Required task: Give the items below again with each "share-button" switched to "share-control" and nothing else altered.

Dataset content:

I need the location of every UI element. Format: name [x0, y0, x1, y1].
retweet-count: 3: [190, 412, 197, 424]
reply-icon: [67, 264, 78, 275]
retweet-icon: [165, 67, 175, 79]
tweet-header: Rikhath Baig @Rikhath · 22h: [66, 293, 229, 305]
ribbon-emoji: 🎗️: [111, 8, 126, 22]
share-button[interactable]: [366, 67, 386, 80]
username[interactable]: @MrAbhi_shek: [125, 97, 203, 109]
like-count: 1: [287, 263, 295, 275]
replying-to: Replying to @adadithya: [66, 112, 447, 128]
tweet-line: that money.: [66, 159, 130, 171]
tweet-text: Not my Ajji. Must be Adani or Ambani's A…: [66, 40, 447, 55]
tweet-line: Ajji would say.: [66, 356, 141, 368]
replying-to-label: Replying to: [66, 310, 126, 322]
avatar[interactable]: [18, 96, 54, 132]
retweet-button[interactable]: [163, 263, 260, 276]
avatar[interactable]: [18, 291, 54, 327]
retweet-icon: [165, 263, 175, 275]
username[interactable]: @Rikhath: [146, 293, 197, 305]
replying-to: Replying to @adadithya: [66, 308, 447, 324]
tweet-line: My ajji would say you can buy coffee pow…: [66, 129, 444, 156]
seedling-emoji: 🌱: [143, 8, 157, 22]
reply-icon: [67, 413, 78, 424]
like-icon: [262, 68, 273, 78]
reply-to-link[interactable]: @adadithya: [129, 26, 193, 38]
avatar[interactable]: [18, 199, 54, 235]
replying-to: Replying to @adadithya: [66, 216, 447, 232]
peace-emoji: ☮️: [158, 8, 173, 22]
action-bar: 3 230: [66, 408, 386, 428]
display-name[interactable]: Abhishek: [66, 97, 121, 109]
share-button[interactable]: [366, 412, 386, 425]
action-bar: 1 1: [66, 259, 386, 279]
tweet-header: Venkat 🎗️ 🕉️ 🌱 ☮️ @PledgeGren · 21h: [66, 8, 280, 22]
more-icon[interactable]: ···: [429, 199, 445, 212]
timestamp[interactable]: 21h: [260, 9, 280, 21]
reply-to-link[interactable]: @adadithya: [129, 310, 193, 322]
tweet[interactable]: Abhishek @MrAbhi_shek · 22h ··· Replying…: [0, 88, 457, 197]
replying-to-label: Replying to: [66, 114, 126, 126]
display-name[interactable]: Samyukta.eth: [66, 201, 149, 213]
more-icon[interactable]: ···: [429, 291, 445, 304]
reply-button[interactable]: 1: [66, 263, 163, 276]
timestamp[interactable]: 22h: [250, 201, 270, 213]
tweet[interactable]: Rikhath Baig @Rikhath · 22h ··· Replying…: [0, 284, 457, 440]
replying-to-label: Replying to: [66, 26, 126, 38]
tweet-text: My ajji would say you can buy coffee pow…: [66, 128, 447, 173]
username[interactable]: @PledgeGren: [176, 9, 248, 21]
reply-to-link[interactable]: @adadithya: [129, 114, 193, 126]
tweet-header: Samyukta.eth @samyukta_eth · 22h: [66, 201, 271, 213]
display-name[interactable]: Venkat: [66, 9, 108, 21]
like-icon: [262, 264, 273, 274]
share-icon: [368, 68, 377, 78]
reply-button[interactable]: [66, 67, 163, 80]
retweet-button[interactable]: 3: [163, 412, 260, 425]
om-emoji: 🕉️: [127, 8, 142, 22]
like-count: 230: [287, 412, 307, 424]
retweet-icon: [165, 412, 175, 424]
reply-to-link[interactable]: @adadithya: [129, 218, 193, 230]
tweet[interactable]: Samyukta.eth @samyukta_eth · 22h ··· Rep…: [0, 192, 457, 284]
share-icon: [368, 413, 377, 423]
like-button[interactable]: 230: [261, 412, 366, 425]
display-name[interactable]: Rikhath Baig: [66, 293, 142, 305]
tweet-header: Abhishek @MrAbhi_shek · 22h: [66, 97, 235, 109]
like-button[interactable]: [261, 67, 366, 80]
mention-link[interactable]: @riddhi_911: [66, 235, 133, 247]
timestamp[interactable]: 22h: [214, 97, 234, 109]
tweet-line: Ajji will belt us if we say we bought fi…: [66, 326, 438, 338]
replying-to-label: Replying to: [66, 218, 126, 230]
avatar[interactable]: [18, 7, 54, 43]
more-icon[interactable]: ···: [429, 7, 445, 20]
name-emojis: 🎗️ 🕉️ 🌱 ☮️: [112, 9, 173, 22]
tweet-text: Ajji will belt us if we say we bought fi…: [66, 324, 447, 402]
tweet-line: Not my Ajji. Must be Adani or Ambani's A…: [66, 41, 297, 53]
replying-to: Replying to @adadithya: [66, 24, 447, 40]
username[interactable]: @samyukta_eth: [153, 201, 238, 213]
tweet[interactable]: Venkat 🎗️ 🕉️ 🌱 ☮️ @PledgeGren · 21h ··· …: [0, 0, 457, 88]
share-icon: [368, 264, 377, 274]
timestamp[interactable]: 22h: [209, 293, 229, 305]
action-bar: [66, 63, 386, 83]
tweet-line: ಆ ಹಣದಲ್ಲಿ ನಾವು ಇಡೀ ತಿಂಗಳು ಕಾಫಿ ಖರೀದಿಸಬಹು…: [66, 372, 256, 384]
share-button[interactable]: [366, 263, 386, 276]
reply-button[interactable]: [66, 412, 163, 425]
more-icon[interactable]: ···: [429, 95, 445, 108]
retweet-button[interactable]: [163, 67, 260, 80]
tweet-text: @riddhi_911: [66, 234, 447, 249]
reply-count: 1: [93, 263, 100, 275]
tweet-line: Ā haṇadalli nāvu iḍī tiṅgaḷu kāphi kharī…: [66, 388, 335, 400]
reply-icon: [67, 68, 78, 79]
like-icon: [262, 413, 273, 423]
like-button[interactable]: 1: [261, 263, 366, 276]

Written answer:
I need the location of every UI element. Format: name [x0, y0, x1, y1].
retweet-count: 3: [190, 412, 197, 424]
reply-icon: [67, 264, 78, 275]
retweet-icon: [165, 67, 175, 79]
tweet-header: Rikhath Baig @Rikhath · 22h: [66, 293, 229, 305]
ribbon-emoji: 🎗️: [111, 8, 126, 22]
share-control[interactable]: [366, 67, 386, 80]
username[interactable]: @MrAbhi_shek: [125, 97, 203, 109]
like-count: 1: [287, 263, 295, 275]
replying-to: Replying to @adadithya: [66, 112, 447, 128]
tweet-line: that money.: [66, 159, 130, 171]
tweet-text: Not my Ajji. Must be Adani or Ambani's A…: [66, 40, 447, 55]
tweet-line: Ajji would say.: [66, 356, 141, 368]
replying-to-label: Replying to: [66, 310, 126, 322]
avatar[interactable]: [18, 96, 54, 132]
retweet-button[interactable]: [163, 263, 260, 276]
avatar[interactable]: [18, 291, 54, 327]
retweet-icon: [165, 263, 175, 275]
username[interactable]: @Rikhath: [146, 293, 197, 305]
replying-to: Replying to @adadithya: [66, 308, 447, 324]
tweet-line: My ajji would say you can buy coffee pow…: [66, 129, 444, 156]
seedling-emoji: 🌱: [143, 8, 157, 22]
reply-icon: [67, 413, 78, 424]
like-icon: [262, 68, 273, 78]
reply-to-link[interactable]: @adadithya: [129, 26, 193, 38]
avatar[interactable]: [18, 199, 54, 235]
replying-to: Replying to @adadithya: [66, 216, 447, 232]
peace-emoji: ☮️: [158, 8, 173, 22]
action-bar: 3 230: [66, 408, 386, 428]
display-name[interactable]: Abhishek: [66, 97, 121, 109]
share-control[interactable]: [366, 412, 386, 425]
action-bar: 1 1: [66, 259, 386, 279]
tweet-header: Venkat 🎗️ 🕉️ 🌱 ☮️ @PledgeGren · 21h: [66, 8, 280, 22]
more-icon[interactable]: ···: [429, 199, 445, 212]
timestamp[interactable]: 21h: [260, 9, 280, 21]
reply-to-link[interactable]: @adadithya: [129, 310, 193, 322]
tweet[interactable]: Abhishek @MrAbhi_shek · 22h ··· Replying…: [0, 88, 457, 197]
replying-to-label: Replying to: [66, 114, 126, 126]
display-name[interactable]: Samyukta.eth: [66, 201, 149, 213]
more-icon[interactable]: ···: [429, 291, 445, 304]
reply-button[interactable]: 1: [66, 263, 163, 276]
timestamp[interactable]: 22h: [250, 201, 270, 213]
tweet[interactable]: Rikhath Baig @Rikhath · 22h ··· Replying…: [0, 284, 457, 440]
replying-to-label: Replying to: [66, 26, 126, 38]
tweet-text: My ajji would say you can buy coffee pow…: [66, 128, 447, 173]
username[interactable]: @PledgeGren: [176, 9, 248, 21]
reply-to-link[interactable]: @adadithya: [129, 114, 193, 126]
tweet-header: Samyukta.eth @samyukta_eth · 22h: [66, 201, 271, 213]
display-name[interactable]: Venkat: [66, 9, 108, 21]
like-icon: [262, 264, 273, 274]
share-icon: [368, 68, 377, 78]
reply-button[interactable]: [66, 67, 163, 80]
retweet-button[interactable]: 3: [163, 412, 260, 425]
om-emoji: 🕉️: [127, 8, 142, 22]
like-count: 230: [287, 412, 307, 424]
retweet-icon: [165, 412, 175, 424]
reply-to-link[interactable]: @adadithya: [129, 218, 193, 230]
tweet[interactable]: Samyukta.eth @samyukta_eth · 22h ··· Rep…: [0, 192, 457, 284]
share-icon: [368, 413, 377, 423]
like-button[interactable]: 230: [261, 412, 366, 425]
display-name[interactable]: Rikhath Baig: [66, 293, 142, 305]
tweet-header: Abhishek @MrAbhi_shek · 22h: [66, 97, 235, 109]
like-button[interactable]: [261, 67, 366, 80]
mention-link[interactable]: @riddhi_911: [66, 235, 133, 247]
timestamp[interactable]: 22h: [214, 97, 234, 109]
tweet-line: Ajji will belt us if we say we bought fi…: [66, 326, 438, 338]
replying-to-label: Replying to: [66, 218, 126, 230]
avatar[interactable]: [18, 7, 54, 43]
more-icon[interactable]: ···: [429, 7, 445, 20]
name-emojis: 🎗️ 🕉️ 🌱 ☮️: [112, 9, 173, 22]
tweet-text: Ajji will belt us if we say we bought fi…: [66, 324, 447, 402]
tweet-line: Not my Ajji. Must be Adani or Ambani's A…: [66, 41, 297, 53]
replying-to: Replying to @adadithya: [66, 24, 447, 40]
username[interactable]: @samyukta_eth: [153, 201, 238, 213]
tweet[interactable]: Venkat 🎗️ 🕉️ 🌱 ☮️ @PledgeGren · 21h ··· …: [0, 0, 457, 88]
share-icon: [368, 264, 377, 274]
timestamp[interactable]: 22h: [209, 293, 229, 305]
action-bar: [66, 63, 386, 83]
tweet-line: ಆ ಹಣದಲ್ಲಿ ನಾವು ಇಡೀ ತಿಂಗಳು ಕಾಫಿ ಖರೀದಿಸಬಹು…: [66, 372, 256, 384]
share-control[interactable]: [366, 263, 386, 276]
reply-button[interactable]: [66, 412, 163, 425]
more-icon[interactable]: ···: [429, 95, 445, 108]
retweet-button[interactable]: [163, 67, 260, 80]
tweet-text: @riddhi_911: [66, 234, 447, 249]
reply-count: 1: [93, 263, 100, 275]
tweet-line: Ā haṇadalli nāvu iḍī tiṅgaḷu kāphi kharī…: [66, 388, 335, 400]
reply-icon: [67, 68, 78, 79]
like-icon: [262, 413, 273, 423]
like-button[interactable]: 1: [261, 263, 366, 276]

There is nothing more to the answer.